Stored data
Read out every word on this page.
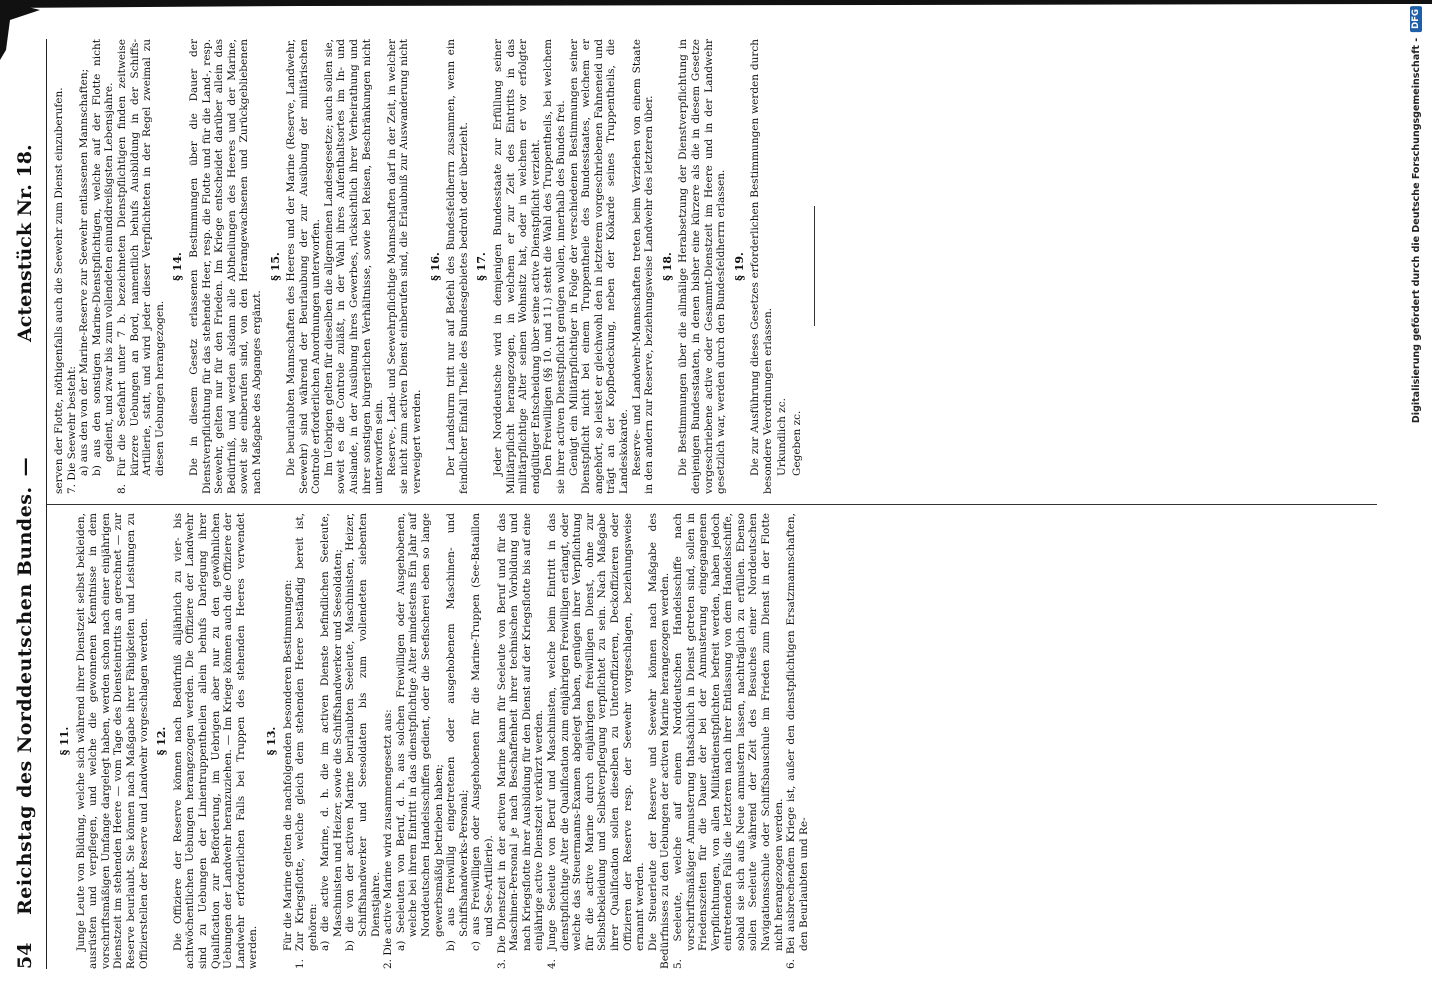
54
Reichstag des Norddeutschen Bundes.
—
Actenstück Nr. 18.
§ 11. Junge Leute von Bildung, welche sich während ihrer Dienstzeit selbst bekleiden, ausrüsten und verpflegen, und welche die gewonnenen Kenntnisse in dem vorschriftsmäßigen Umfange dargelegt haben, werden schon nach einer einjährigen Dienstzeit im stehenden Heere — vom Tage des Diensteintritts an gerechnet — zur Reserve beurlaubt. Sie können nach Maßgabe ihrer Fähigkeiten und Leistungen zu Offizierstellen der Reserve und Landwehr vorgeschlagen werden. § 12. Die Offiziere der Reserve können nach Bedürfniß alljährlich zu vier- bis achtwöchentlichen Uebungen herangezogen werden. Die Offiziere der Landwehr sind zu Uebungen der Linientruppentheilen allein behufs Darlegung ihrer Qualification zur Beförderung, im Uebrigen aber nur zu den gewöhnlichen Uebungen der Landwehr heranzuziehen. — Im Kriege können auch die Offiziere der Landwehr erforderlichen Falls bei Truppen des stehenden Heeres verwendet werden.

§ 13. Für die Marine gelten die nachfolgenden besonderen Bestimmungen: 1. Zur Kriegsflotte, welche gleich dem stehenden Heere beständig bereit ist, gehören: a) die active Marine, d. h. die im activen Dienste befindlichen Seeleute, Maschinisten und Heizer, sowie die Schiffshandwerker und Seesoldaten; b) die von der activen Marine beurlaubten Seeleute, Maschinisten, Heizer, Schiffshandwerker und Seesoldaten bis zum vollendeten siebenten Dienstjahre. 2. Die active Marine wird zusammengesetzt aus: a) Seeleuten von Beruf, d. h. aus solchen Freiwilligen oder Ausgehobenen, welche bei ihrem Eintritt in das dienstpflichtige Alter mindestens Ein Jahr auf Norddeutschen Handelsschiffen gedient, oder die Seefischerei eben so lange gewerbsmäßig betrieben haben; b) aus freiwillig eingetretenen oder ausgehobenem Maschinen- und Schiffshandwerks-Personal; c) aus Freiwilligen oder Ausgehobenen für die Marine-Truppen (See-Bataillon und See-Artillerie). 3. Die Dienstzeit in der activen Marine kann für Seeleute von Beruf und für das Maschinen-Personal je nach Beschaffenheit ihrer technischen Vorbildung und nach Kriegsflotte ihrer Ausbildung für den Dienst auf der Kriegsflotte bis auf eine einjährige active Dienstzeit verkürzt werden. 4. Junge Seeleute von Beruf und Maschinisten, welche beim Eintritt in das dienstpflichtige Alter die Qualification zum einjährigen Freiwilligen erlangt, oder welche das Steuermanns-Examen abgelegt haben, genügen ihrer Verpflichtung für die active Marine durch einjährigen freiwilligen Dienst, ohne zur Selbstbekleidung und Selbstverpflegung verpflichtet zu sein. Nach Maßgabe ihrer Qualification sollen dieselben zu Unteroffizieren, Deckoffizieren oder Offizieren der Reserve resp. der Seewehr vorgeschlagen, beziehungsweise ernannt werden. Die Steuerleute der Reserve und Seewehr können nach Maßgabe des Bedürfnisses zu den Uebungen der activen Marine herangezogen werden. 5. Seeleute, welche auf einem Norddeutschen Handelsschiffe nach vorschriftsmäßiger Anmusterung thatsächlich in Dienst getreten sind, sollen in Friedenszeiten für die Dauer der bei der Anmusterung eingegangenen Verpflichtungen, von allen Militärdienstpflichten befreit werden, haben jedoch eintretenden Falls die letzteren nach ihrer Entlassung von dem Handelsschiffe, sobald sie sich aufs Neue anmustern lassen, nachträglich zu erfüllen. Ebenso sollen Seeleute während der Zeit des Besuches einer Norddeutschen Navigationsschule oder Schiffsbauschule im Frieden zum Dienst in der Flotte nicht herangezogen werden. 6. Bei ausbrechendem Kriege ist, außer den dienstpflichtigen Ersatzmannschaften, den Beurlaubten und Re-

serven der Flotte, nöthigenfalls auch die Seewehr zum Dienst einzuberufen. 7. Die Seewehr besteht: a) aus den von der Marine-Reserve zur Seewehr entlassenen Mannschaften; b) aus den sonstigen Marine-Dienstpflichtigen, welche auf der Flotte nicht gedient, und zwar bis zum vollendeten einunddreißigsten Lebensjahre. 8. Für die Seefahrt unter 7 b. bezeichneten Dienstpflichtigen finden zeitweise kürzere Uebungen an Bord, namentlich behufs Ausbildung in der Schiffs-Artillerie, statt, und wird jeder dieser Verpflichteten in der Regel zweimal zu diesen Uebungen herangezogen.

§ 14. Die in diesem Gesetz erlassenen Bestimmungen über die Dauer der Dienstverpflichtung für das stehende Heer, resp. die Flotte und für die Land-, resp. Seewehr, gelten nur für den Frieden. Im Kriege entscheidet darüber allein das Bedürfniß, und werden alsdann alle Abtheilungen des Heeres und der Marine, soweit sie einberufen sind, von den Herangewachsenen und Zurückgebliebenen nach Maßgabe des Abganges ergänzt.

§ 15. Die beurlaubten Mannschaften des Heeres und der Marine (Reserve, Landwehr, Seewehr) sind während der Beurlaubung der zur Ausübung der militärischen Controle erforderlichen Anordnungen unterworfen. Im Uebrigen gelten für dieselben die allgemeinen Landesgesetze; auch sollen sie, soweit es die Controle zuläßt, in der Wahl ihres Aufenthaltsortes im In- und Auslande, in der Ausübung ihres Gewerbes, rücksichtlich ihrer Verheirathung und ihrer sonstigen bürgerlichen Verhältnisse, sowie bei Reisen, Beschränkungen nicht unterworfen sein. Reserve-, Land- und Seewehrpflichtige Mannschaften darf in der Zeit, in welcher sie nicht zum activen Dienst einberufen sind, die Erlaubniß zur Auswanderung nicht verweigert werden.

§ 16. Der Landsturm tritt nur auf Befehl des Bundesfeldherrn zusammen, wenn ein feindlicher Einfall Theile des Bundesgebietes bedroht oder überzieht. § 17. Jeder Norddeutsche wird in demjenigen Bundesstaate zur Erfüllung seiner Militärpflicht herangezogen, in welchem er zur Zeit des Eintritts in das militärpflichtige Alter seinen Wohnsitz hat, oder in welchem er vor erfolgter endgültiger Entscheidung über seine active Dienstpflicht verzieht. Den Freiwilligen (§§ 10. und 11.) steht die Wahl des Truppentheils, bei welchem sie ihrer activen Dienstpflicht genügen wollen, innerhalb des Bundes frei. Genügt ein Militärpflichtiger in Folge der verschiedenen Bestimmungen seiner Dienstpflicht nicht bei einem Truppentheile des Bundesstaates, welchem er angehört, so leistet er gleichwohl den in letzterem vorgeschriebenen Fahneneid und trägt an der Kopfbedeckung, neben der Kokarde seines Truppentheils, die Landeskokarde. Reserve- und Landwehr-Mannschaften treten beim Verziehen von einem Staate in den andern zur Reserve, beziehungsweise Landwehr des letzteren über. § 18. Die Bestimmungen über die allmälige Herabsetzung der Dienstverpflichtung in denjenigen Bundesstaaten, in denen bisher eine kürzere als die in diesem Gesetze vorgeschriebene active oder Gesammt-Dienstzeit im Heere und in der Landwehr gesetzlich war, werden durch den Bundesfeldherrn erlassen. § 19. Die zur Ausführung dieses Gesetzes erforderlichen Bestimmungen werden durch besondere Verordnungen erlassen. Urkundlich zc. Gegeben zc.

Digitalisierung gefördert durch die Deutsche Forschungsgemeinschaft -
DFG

--

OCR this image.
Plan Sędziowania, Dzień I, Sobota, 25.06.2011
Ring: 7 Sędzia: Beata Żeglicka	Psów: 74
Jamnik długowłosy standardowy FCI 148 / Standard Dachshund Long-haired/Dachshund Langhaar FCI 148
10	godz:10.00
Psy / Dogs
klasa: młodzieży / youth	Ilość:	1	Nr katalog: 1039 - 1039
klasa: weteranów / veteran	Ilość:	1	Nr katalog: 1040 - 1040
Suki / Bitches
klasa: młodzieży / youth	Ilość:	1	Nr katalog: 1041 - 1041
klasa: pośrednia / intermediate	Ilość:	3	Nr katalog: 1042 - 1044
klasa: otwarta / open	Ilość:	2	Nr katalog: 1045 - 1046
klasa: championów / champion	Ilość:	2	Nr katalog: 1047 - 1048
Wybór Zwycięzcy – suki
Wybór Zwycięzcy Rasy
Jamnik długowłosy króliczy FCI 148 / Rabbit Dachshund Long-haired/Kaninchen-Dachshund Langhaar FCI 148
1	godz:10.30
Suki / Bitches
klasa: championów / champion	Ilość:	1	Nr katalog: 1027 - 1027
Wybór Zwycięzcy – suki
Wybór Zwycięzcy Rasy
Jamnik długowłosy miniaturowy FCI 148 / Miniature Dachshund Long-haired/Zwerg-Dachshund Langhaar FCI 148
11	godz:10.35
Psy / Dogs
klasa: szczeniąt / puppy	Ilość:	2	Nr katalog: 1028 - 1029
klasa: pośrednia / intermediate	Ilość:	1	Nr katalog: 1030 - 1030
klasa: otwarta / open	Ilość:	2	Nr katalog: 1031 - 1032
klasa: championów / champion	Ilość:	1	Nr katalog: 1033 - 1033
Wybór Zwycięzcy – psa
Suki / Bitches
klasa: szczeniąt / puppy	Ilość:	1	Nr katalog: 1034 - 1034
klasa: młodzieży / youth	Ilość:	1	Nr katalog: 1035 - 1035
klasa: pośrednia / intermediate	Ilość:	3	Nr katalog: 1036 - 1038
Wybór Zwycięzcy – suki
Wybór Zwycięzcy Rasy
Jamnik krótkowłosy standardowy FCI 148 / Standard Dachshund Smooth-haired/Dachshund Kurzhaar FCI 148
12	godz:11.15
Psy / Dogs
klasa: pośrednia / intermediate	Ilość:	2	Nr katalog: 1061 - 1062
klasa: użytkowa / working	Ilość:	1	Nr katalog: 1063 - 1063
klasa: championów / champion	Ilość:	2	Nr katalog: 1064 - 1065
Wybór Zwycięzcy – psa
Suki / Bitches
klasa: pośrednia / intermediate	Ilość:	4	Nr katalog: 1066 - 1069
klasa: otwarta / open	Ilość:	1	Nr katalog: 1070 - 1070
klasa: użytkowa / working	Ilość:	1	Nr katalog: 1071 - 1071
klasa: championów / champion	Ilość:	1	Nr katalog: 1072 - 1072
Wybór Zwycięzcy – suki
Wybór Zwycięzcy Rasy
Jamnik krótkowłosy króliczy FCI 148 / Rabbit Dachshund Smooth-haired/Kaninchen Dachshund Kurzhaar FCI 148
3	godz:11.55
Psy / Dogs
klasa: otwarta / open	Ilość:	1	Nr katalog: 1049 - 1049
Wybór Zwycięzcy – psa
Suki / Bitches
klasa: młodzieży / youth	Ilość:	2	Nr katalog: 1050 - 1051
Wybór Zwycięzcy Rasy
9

---

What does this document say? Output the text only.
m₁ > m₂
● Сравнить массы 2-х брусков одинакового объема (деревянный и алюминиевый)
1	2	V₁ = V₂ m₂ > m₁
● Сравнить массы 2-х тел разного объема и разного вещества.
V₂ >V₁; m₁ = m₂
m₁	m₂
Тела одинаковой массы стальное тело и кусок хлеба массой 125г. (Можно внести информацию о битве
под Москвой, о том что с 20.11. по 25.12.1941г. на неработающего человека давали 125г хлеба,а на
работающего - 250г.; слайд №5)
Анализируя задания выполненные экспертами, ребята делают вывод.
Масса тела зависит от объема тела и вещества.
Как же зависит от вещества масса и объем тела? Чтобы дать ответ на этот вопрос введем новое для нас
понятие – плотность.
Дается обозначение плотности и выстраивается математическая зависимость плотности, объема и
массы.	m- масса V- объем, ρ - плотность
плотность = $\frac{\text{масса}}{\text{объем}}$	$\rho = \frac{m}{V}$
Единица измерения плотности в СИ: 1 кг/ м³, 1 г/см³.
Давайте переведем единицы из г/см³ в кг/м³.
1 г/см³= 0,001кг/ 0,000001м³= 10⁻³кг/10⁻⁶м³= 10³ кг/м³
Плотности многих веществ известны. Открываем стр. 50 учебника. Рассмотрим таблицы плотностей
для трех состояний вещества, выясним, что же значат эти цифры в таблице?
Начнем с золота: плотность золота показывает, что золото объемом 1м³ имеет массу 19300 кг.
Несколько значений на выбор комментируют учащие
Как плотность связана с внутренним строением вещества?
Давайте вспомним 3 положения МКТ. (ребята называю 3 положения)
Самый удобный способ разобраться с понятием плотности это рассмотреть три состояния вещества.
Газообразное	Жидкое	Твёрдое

(SET PROBLEM) Go through the entries above and pull out each line with "długowłosy" in it.

(EXERCISE RESPONSE)
Jamnik długowłosy standardowy FCI 148 / Standard Dachshund Long-haired/Dachshund Langhaar FCI 148
Jamnik długowłosy króliczy FCI 148 / Rabbit Dachshund Long-haired/Kaninchen-Dachshund Langhaar FCI 148
Jamnik długowłosy miniaturowy FCI 148 / Miniature Dachshund Long-haired/Zwerg-Dachshund Langhaar FCI 148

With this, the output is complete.